◆ **Set exercise 1**:
From the rows below, gather every line that contains the string "play", copying each one in full. Case counts.

◆ **Selected text**:

***

# Conservative leadership debate in Saskatoon



## TomB19 (Sep 24, 2015)

Is this going to be broadcast anywhere other than the CBC? Will it be streamed to the net?

Does anyone know?


----------



## OnlyMyOpinion (Sep 1, 2013)

Its supposed to livestream on http://www.conservative.ca/leadership/en/saskatoon


----------



## TomB19 (Sep 24, 2015)

OnlyMyOpinion said:


> Its supposed to livestream on http://www.conservative.ca/leadership/en/saskatoon


That's just your opinion.

Also,... thanks. lol!


----------



## TomB19 (Sep 24, 2015)

Does anyone know how the leadership votes work? Do people vote online or is there a requirement to show up at a leadership to vote in person?

If someone were to join the CPC, what would stop them from joining the Liberal and NDP parties, also? In other words, what would stop someone from voting in all three leadership races?


----------



## andrewf (Mar 1, 2010)

CPC does mail-in voting, is my understanding.

I don't think any of the parties have rules preventing members also having membership of other parties.


----------



## TomB19 (Sep 24, 2015)

Thank you.

I've come to realize, I need to put more energy into our political system and less energy into bitching.

This isn't going to be easy. I enjoy bitching.


----------



## TomB19 (Sep 24, 2015)

It turns out, in order to join the part, you have to testify that you support the principles of the party and that you do not belong to any other party.


----------



## andrewf (Mar 1, 2010)

Where does it say that? I had not been able to find anything on their site to support that.

I don't know how one would enforce such a rule. What's to stop someone party-hopping for each leadership race? After all, party members are complete nobodies between decadal leadership races anyway.


----------



## TomB19 (Sep 24, 2015)

***

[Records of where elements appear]
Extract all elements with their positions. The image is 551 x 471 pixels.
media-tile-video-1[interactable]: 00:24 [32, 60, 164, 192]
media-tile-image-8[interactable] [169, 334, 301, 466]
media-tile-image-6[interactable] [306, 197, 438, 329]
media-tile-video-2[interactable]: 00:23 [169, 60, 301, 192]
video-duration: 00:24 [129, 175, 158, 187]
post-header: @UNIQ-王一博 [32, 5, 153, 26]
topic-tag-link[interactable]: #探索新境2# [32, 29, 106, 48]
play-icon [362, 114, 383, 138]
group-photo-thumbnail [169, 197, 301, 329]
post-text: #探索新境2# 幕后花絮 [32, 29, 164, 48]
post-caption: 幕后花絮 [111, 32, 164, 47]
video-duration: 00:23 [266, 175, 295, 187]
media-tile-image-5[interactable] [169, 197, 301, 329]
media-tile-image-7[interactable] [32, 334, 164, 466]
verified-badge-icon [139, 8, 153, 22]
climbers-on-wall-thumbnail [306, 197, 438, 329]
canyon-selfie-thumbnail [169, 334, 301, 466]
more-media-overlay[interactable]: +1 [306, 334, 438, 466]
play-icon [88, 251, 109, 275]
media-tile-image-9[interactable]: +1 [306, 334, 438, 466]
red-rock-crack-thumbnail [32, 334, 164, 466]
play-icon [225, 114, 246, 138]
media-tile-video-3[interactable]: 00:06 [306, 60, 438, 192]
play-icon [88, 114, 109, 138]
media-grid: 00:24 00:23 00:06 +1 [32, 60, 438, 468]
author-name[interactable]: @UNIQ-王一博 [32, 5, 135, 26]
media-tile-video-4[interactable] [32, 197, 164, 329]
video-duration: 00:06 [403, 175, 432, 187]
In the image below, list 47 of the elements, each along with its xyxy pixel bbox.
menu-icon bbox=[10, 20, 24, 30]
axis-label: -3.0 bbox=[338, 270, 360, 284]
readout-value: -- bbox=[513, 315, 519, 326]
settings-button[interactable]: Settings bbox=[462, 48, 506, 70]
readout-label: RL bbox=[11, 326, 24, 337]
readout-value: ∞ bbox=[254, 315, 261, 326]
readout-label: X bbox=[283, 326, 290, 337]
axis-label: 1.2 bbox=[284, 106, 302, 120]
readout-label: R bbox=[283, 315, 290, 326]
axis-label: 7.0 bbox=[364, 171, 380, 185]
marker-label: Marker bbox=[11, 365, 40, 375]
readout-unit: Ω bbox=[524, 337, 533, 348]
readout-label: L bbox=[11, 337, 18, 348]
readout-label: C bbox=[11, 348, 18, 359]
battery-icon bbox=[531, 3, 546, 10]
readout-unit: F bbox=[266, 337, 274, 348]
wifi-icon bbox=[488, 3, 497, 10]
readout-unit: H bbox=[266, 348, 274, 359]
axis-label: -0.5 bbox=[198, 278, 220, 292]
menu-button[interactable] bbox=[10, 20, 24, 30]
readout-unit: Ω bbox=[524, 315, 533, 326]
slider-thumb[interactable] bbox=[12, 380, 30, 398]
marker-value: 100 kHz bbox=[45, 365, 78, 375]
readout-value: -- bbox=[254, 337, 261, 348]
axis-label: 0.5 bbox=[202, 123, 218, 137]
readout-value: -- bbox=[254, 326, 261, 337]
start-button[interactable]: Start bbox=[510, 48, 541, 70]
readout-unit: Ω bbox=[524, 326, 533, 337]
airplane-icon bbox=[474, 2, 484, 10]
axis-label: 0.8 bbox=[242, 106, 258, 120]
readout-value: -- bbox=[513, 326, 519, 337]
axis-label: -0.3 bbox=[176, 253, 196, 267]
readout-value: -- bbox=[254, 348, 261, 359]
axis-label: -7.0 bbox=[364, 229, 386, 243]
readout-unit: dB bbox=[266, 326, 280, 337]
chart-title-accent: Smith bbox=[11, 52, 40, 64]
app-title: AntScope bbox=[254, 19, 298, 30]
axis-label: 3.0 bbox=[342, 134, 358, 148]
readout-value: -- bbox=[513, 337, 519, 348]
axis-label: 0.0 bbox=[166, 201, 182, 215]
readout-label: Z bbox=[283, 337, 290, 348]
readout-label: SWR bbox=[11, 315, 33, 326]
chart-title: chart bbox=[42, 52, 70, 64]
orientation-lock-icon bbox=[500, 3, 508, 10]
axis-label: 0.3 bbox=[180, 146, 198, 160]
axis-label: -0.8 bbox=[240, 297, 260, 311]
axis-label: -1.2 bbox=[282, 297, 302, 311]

***

◆ **Set exercise 2**:
Pick up the forum thread on the Conservative leadership debate in Saskatoon and write what comes next after its final line.

◆ **Written reply 1**:
play-icon [362, 114, 383, 138]
play-icon [88, 251, 109, 275]
play-icon [225, 114, 246, 138]
play-icon [88, 114, 109, 138]

◆ **Written reply 2**:
Agreed. I think you've nailed it but you have to click a box proclaiming several things, before joining, including the two items I mentioned.


----------



## TomB19 (Sep 24, 2015)

I'm watching the debate, right now.

This was a waste of perfectly good optimism. 100% support of TPP among the 12 candidates. The best we could hope for is perhaps a slight more discerning immigration policy with one of the candidates but all want high numbers.

I see no point in voting against Trudeau for these clowns.

Next party....


----------



## andrewf (Mar 1, 2010)

Conservatives need the support of new Canadians to get elected. That is not going to happen if they run on an anti-immigration platform. 

Being opposed to immigration in general is going to be a tough sell in Canada. What proportion of Canadians are first or second generation?


----------



## TomB19 (Sep 24, 2015)

andrewf said:


> Conservatives need the support of new Canadians to get elected. That is not going to happen if they run on an anti-immigration platform.


How are they going to accomplish that? New immigrants seem to love Justin?




andrewf said:


> Being opposed to immigration in general is going to be a tough sell in Canada. What proportion of Canadians are first or second generation?


We could start a thread to discuss opposition to immigration in general, but I prefer to not alter the topic of this thread.

As the number of my friends who have been laid off and replaced by non-Canadians goes up, I find myself in a position to vote for anyone who will shut down the guest worker program and keep immigration reasonable. It's ridiculous.

One of the candidates in the debate said he thought 230K was about the correct number and he would go even lower if unemployment is less than 7%. ... and he was the least aggressive on immigration.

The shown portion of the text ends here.